**THE REQUEST:**
Find all the lines with "relative" and gather them.
═════ WORKING DATA ═════
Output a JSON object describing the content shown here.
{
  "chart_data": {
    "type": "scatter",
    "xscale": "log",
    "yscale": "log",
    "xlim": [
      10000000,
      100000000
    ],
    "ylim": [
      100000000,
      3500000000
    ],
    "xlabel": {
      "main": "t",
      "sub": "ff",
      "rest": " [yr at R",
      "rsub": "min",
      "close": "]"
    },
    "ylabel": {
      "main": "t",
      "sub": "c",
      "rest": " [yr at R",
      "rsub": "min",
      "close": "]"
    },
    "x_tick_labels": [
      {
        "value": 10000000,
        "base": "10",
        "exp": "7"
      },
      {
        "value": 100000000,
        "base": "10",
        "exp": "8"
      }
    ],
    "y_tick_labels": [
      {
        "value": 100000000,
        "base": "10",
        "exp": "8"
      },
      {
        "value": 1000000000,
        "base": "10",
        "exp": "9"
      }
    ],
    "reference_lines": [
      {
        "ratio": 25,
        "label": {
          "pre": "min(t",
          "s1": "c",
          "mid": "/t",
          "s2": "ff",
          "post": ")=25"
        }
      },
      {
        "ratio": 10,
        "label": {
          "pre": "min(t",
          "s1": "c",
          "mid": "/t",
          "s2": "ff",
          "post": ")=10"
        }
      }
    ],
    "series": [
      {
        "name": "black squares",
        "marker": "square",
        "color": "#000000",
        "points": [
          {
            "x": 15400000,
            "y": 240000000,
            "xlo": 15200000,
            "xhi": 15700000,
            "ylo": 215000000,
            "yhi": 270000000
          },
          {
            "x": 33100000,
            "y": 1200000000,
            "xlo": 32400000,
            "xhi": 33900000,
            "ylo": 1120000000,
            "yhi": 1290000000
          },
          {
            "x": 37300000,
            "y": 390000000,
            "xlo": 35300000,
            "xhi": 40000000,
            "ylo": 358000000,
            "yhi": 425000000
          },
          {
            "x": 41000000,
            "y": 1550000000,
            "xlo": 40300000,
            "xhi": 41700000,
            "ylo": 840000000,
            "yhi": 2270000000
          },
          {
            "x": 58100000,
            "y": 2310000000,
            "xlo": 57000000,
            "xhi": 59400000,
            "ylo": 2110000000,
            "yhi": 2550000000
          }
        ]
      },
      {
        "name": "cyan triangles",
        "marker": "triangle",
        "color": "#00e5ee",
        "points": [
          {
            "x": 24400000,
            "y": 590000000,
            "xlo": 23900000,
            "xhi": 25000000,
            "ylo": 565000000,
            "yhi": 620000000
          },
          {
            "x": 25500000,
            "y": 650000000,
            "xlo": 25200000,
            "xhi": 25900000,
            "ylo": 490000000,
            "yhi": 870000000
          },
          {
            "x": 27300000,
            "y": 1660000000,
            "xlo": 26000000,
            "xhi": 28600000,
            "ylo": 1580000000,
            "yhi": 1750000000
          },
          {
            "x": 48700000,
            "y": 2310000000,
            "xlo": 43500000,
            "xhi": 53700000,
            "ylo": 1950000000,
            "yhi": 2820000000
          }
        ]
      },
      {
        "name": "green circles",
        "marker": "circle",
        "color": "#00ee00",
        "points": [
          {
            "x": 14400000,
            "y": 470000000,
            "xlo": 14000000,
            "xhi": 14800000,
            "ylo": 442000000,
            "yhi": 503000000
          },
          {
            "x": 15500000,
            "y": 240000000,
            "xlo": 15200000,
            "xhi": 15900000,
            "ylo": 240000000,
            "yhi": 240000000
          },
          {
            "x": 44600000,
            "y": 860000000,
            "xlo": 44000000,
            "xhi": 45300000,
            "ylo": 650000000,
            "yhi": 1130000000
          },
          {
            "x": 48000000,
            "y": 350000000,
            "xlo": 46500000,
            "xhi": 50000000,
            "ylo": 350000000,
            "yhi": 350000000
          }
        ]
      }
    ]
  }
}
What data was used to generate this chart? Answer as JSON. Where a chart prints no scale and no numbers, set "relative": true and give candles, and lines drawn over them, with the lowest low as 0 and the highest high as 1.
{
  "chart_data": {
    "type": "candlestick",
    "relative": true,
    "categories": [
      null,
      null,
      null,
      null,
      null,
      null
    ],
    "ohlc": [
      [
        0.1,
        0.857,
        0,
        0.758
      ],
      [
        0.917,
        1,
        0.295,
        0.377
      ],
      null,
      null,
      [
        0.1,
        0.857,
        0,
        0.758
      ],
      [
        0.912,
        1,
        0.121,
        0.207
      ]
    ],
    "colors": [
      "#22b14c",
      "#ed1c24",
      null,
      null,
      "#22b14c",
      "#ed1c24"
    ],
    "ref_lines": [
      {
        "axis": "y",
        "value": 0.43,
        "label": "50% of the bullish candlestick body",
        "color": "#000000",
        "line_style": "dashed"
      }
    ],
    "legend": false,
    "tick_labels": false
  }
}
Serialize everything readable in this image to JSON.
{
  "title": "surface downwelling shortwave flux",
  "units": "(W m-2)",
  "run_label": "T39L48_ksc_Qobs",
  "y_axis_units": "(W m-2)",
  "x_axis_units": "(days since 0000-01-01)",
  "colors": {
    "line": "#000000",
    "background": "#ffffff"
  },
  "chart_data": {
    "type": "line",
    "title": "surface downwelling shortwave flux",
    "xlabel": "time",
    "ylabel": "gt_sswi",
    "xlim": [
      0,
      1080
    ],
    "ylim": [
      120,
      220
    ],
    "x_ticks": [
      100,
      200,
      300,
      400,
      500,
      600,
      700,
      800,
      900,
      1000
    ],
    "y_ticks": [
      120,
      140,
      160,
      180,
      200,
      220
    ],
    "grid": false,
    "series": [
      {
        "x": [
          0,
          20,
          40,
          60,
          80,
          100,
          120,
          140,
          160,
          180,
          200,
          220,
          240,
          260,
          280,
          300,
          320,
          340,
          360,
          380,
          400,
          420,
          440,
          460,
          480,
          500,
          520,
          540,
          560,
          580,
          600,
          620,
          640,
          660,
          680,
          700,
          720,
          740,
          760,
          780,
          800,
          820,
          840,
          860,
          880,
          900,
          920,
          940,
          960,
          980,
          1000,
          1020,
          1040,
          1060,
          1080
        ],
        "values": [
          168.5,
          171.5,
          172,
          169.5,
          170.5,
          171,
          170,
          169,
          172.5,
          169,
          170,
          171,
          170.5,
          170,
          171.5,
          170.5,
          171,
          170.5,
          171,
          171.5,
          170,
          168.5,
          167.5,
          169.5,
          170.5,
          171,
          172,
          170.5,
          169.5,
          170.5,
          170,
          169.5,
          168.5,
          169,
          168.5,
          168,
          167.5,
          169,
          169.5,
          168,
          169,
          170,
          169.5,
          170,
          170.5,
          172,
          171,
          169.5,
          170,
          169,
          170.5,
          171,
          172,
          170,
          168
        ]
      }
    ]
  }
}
═════
**RESULT BELOW:**
What data was used to generate this chart? Answer as JSON. Where a chart prints no scale and no numbers, set "relative": true and give candles, and lines drawn over them, with the lowest low as 0 and the highest high as 1.
    "relative": true,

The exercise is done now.